◆ Task statement ◆
Select and copy out every line in the records containing "Skład".

☆ ☆ ☆ ☆ ☆

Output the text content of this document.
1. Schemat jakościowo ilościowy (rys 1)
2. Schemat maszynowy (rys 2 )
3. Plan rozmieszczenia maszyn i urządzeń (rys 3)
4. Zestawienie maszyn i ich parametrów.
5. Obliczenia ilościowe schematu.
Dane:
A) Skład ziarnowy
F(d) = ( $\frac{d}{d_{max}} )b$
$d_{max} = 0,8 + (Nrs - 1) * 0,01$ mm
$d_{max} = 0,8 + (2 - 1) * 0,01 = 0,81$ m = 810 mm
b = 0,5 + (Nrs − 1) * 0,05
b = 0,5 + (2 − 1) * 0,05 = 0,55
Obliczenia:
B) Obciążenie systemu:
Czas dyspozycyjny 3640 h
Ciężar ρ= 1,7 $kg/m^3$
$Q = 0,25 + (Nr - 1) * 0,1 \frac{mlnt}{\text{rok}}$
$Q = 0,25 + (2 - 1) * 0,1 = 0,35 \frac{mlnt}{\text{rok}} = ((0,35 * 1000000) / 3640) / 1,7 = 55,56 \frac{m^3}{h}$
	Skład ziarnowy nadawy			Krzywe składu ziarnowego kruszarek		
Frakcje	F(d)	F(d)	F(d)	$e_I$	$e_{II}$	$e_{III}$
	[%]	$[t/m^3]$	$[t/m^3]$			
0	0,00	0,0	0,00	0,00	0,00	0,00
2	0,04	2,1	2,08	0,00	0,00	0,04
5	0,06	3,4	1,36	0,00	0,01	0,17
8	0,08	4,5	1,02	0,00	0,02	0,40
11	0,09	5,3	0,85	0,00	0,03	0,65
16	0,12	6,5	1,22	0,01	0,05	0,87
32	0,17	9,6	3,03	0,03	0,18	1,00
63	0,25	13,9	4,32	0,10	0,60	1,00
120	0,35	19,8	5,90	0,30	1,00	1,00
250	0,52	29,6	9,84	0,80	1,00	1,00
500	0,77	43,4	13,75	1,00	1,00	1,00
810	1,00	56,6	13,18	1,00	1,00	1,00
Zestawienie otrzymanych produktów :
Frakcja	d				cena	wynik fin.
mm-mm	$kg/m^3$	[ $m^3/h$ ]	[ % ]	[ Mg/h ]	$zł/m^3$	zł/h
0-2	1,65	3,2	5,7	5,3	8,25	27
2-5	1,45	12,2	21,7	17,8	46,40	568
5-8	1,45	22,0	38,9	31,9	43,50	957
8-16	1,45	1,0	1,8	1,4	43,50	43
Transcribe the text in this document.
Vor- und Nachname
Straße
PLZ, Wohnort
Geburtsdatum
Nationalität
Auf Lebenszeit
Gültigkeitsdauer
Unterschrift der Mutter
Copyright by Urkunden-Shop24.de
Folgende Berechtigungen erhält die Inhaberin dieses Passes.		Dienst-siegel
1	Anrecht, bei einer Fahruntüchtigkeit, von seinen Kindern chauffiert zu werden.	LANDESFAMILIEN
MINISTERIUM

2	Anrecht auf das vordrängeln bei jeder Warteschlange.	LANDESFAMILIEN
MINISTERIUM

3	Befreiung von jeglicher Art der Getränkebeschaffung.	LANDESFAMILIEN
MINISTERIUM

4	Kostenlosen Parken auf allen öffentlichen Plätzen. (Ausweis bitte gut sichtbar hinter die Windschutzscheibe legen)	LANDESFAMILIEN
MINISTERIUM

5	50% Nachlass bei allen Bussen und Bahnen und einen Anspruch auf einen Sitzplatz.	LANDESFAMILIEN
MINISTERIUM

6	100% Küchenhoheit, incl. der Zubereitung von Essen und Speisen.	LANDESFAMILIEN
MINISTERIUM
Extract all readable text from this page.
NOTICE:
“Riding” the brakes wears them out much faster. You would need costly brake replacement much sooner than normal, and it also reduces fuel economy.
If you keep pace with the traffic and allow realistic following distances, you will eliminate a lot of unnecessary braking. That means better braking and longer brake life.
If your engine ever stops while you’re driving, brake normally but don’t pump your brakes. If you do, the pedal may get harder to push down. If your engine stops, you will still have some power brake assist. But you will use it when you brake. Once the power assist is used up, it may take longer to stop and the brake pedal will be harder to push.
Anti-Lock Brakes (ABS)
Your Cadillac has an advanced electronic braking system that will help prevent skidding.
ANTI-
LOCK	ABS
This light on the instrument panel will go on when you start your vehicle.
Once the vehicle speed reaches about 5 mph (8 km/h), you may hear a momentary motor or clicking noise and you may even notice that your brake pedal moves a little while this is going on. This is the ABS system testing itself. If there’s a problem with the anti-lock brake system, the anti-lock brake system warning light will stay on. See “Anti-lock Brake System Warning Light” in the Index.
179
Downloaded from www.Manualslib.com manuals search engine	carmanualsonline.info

☆ ☆ ☆ ☆ ☆

◆ Solution below ◆
A) Skład ziarnowy
	Skład ziarnowy nadawy			Krzywe składu ziarnowego kruszarek		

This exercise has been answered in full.